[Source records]
## begin
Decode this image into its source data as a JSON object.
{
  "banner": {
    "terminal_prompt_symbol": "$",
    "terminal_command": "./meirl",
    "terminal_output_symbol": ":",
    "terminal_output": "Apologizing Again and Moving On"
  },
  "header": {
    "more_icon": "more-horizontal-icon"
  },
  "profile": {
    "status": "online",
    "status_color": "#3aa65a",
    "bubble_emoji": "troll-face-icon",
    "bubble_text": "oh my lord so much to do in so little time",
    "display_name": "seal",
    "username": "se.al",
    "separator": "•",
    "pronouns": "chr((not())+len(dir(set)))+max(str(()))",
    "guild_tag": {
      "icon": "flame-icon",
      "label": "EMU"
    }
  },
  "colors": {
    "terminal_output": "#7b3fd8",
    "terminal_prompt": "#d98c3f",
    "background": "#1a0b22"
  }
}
## end
Stated exercise: All of the records must be retyped exactly as they are.

Answer below:
Decode this image into its source data as a JSON object.
{
  "banner": {
    "terminal_prompt_symbol": "$",
    "terminal_command": "./meirl",
    "terminal_output_symbol": ":",
    "terminal_output": "Apologizing Again and Moving On"
  },
  "header": {
    "more_icon": "more-horizontal-icon"
  },
  "profile": {
    "status": "online",
    "status_color": "#3aa65a",
    "bubble_emoji": "troll-face-icon",
    "bubble_text": "oh my lord so much to do in so little time",
    "display_name": "seal",
    "username": "se.al",
    "separator": "•",
    "pronouns": "chr((not())+len(dir(set)))+max(str(()))",
    "guild_tag": {
      "icon": "flame-icon",
      "label": "EMU"
    }
  },
  "colors": {
    "terminal_output": "#7b3fd8",
    "terminal_prompt": "#d98c3f",
    "background": "#1a0b22"
  }
}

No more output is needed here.